• [Stored data]

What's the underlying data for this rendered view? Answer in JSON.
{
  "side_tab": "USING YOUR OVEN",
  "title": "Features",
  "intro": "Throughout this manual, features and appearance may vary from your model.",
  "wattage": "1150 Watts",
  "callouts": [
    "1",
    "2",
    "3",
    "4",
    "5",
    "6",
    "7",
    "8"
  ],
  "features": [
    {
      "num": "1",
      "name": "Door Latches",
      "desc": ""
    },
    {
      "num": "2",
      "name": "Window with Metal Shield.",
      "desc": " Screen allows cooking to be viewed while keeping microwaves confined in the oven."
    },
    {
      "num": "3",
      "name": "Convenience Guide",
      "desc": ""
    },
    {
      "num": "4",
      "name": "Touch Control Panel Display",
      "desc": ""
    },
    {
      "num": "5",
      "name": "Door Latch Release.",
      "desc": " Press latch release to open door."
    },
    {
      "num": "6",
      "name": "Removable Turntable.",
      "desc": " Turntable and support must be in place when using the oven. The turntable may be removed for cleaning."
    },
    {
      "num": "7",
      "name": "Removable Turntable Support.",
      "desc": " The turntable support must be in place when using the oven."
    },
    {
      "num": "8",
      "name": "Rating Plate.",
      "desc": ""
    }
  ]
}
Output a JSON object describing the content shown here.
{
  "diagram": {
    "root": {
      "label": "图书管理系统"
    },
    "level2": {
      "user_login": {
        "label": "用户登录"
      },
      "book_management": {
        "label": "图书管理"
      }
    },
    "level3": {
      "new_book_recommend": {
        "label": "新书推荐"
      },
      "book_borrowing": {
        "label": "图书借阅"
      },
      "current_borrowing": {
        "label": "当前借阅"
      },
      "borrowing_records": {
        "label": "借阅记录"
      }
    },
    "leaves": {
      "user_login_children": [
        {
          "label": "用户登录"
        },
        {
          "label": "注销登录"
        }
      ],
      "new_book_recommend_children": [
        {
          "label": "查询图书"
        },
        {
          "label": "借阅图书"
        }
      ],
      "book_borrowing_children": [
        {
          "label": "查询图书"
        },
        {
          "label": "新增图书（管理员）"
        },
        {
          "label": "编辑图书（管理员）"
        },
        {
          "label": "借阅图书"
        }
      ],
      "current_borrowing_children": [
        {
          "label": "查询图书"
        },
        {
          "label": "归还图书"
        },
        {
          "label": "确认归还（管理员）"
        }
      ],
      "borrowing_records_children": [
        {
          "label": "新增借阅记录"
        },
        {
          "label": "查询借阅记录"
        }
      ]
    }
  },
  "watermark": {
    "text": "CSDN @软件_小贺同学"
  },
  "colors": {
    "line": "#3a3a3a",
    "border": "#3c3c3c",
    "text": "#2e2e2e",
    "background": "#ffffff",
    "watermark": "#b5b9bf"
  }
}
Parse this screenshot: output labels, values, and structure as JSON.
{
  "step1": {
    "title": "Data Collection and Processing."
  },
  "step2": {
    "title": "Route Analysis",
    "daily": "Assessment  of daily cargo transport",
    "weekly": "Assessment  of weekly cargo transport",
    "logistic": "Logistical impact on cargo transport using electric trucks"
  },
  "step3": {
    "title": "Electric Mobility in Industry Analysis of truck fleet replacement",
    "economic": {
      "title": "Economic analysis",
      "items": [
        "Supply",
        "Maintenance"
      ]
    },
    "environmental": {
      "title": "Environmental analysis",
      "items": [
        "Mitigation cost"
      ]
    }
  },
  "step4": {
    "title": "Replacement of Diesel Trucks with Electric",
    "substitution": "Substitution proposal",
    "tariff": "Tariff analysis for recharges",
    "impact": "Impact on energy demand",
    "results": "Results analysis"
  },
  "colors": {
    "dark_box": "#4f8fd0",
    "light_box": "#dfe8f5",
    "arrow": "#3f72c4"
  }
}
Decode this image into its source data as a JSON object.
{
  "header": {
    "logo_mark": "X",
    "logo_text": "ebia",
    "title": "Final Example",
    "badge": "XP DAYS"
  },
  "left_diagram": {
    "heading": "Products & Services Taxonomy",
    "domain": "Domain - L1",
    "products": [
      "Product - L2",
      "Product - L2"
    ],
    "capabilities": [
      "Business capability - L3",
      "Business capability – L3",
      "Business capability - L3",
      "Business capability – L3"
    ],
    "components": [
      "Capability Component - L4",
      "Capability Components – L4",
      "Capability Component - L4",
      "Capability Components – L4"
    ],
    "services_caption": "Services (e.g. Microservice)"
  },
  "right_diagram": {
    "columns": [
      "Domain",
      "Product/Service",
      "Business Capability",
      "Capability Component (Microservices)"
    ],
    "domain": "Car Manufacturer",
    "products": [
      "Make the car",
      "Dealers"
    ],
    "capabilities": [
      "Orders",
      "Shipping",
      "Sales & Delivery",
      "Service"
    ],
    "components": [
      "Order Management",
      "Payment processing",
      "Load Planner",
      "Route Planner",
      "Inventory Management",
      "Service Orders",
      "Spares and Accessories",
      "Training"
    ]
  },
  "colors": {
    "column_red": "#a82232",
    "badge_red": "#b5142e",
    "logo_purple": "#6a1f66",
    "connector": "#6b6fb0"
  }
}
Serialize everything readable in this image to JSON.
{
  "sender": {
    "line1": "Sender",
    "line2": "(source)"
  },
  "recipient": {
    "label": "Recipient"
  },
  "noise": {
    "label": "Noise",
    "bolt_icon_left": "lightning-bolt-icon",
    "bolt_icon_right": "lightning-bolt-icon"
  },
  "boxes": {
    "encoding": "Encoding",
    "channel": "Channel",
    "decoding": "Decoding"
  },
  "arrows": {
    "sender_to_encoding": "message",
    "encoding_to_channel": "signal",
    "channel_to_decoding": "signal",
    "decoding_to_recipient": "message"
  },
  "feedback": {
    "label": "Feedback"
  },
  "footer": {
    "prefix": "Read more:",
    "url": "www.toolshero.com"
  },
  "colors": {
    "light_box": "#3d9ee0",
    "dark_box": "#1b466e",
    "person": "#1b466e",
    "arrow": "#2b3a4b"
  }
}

• [Exercise aim]
Write the listing out again, exactly as it reads.

• [Full answer]
What's the underlying data for this rendered view? Answer in JSON.
{
  "side_tab": "USING YOUR OVEN",
  "title": "Features",
  "intro": "Throughout this manual, features and appearance may vary from your model.",
  "wattage": "1150 Watts",
  "callouts": [
    "1",
    "2",
    "3",
    "4",
    "5",
    "6",
    "7",
    "8"
  ],
  "features": [
    {
      "num": "1",
      "name": "Door Latches",
      "desc": ""
    },
    {
      "num": "2",
      "name": "Window with Metal Shield.",
      "desc": " Screen allows cooking to be viewed while keeping microwaves confined in the oven."
    },
    {
      "num": "3",
      "name": "Convenience Guide",
      "desc": ""
    },
    {
      "num": "4",
      "name": "Touch Control Panel Display",
      "desc": ""
    },
    {
      "num": "5",
      "name": "Door Latch Release.",
      "desc": " Press latch release to open door."
    },
    {
      "num": "6",
      "name": "Removable Turntable.",
      "desc": " Turntable and support must be in place when using the oven. The turntable may be removed for cleaning."
    },
    {
      "num": "7",
      "name": "Removable Turntable Support.",
      "desc": " The turntable support must be in place when using the oven."
    },
    {
      "num": "8",
      "name": "Rating Plate.",
      "desc": ""
    }
  ]
}
Output a JSON object describing the content shown here.
{
  "diagram": {
    "root": {
      "label": "图书管理系统"
    },
    "level2": {
      "user_login": {
        "label": "用户登录"
      },
      "book_management": {
        "label": "图书管理"
      }
    },
    "level3": {
      "new_book_recommend": {
        "label": "新书推荐"
      },
      "book_borrowing": {
        "label": "图书借阅"
      },
      "current_borrowing": {
        "label": "当前借阅"
      },
      "borrowing_records": {
        "label": "借阅记录"
      }
    },
    "leaves": {
      "user_login_children": [
        {
          "label": "用户登录"
        },
        {
          "label": "注销登录"
        }
      ],
      "new_book_recommend_children": [
        {
          "label": "查询图书"
        },
        {
          "label": "借阅图书"
        }
      ],
      "book_borrowing_children": [
        {
          "label": "查询图书"
        },
        {
          "label": "新增图书（管理员）"
        },
        {
          "label": "编辑图书（管理员）"
        },
        {
          "label": "借阅图书"
        }
      ],
      "current_borrowing_children": [
        {
          "label": "查询图书"
        },
        {
          "label": "归还图书"
        },
        {
          "label": "确认归还（管理员）"
        }
      ],
      "borrowing_records_children": [
        {
          "label": "新增借阅记录"
        },
        {
          "label": "查询借阅记录"
        }
      ]
    }
  },
  "watermark": {
    "text": "CSDN @软件_小贺同学"
  },
  "colors": {
    "line": "#3a3a3a",
    "border": "#3c3c3c",
    "text": "#2e2e2e",
    "background": "#ffffff",
    "watermark": "#b5b9bf"
  }
}
Parse this screenshot: output labels, values, and structure as JSON.
{
  "step1": {
    "title": "Data Collection and Processing."
  },
  "step2": {
    "title": "Route Analysis",
    "daily": "Assessment  of daily cargo transport",
    "weekly": "Assessment  of weekly cargo transport",
    "logistic": "Logistical impact on cargo transport using electric trucks"
  },
  "step3": {
    "title": "Electric Mobility in Industry Analysis of truck fleet replacement",
    "economic": {
      "title": "Economic analysis",
      "items": [
        "Supply",
        "Maintenance"
      ]
    },
    "environmental": {
      "title": "Environmental analysis",
      "items": [
        "Mitigation cost"
      ]
    }
  },
  "step4": {
    "title": "Replacement of Diesel Trucks with Electric",
    "substitution": "Substitution proposal",
    "tariff": "Tariff analysis for recharges",
    "impact": "Impact on energy demand",
    "results": "Results analysis"
  },
  "colors": {
    "dark_box": "#4f8fd0",
    "light_box": "#dfe8f5",
    "arrow": "#3f72c4"
  }
}
Decode this image into its source data as a JSON object.
{
  "header": {
    "logo_mark": "X",
    "logo_text": "ebia",
    "title": "Final Example",
    "badge": "XP DAYS"
  },
  "left_diagram": {
    "heading": "Products & Services Taxonomy",
    "domain": "Domain - L1",
    "products": [
      "Product - L2",
      "Product - L2"
    ],
    "capabilities": [
      "Business capability - L3",
      "Business capability – L3",
      "Business capability - L3",
      "Business capability – L3"
    ],
    "components": [
      "Capability Component - L4",
      "Capability Components – L4",
      "Capability Component - L4",
      "Capability Components – L4"
    ],
    "services_caption": "Services (e.g. Microservice)"
  },
  "right_diagram": {
    "columns": [
      "Domain",
      "Product/Service",
      "Business Capability",
      "Capability Component (Microservices)"
    ],
    "domain": "Car Manufacturer",
    "products": [
      "Make the car",
      "Dealers"
    ],
    "capabilities": [
      "Orders",
      "Shipping",
      "Sales & Delivery",
      "Service"
    ],
    "components": [
      "Order Management",
      "Payment processing",
      "Load Planner",
      "Route Planner",
      "Inventory Management",
      "Service Orders",
      "Spares and Accessories",
      "Training"
    ]
  },
  "colors": {
    "column_red": "#a82232",
    "badge_red": "#b5142e",
    "logo_purple": "#6a1f66",
    "connector": "#6b6fb0"
  }
}
Serialize everything readable in this image to JSON.
{
  "sender": {
    "line1": "Sender",
    "line2": "(source)"
  },
  "recipient": {
    "label": "Recipient"
  },
  "noise": {
    "label": "Noise",
    "bolt_icon_left": "lightning-bolt-icon",
    "bolt_icon_right": "lightning-bolt-icon"
  },
  "boxes": {
    "encoding": "Encoding",
    "channel": "Channel",
    "decoding": "Decoding"
  },
  "arrows": {
    "sender_to_encoding": "message",
    "encoding_to_channel": "signal",
    "channel_to_decoding": "signal",
    "decoding_to_recipient": "message"
  },
  "feedback": {
    "label": "Feedback"
  },
  "footer": {
    "prefix": "Read more:",
    "url": "www.toolshero.com"
  },
  "colors": {
    "light_box": "#3d9ee0",
    "dark_box": "#1b466e",
    "person": "#1b466e",
    "arrow": "#2b3a4b"
  }
}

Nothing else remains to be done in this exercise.